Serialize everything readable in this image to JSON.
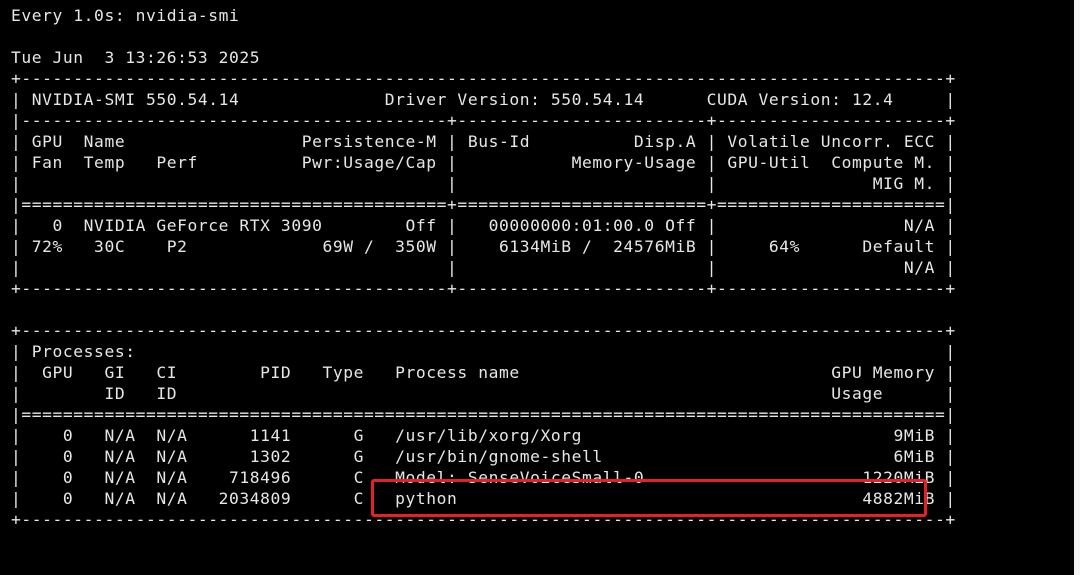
{
  "terminal": {
    "lines": [
      "Every 1.0s: nvidia-smi",
      "",
      "Tue Jun  3 13:26:53 2025",
      "+-----------------------------------------------------------------------------------------+",
      "| NVIDIA-SMI 550.54.14              Driver Version: 550.54.14      CUDA Version: 12.4     |",
      "|-----------------------------------------+------------------------+----------------------+",
      "| GPU  Name                 Persistence-M | Bus-Id          Disp.A | Volatile Uncorr. ECC |",
      "| Fan  Temp   Perf          Pwr:Usage/Cap |           Memory-Usage | GPU-Util  Compute M. |",
      "|                                         |                        |               MIG M. |",
      "|=========================================+========================+======================|",
      "|   0  NVIDIA GeForce RTX 3090        Off |   00000000:01:00.0 Off |                  N/A |",
      "| 72%   30C    P2             69W /  350W |    6134MiB /  24576MiB |     64%      Default |",
      "|                                         |                        |                  N/A |",
      "+-----------------------------------------+------------------------+----------------------+",
      "",
      "+-----------------------------------------------------------------------------------------+",
      "| Processes:                                                                              |",
      "|  GPU   GI   CI        PID   Type   Process name                              GPU Memory |",
      "|        ID   ID                                                               Usage      |",
      "|=========================================================================================|",
      "|    0   N/A  N/A      1141      G   /usr/lib/xorg/Xorg                              9MiB |",
      "|    0   N/A  N/A      1302      G   /usr/bin/gnome-shell                            6MiB |",
      "|    0   N/A  N/A    718496      C   Model: SenseVoiceSmall-0                     1220MiB |",
      "|    0   N/A  N/A   2034809      C   python                                       4882MiB |",
      "+-----------------------------------------------------------------------------------------+"
    ]
  },
  "colors": {
    "background": "#000000",
    "text": "#e6e6e6",
    "highlight": "#e4202a",
    "scrollbar": "#f3f3f3"
  }
}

-----

[TASK INSTRUCTIONS] Check each line of the entries above for the word "Usage". List the ones that have it.

[COMPLETE RESPONSE]
      "| Fan  Temp   Perf          Pwr:Usage/Cap |           Memory-Usage | GPU-Util  Compute M. |",
      "|        ID   ID                                                               Usage      |",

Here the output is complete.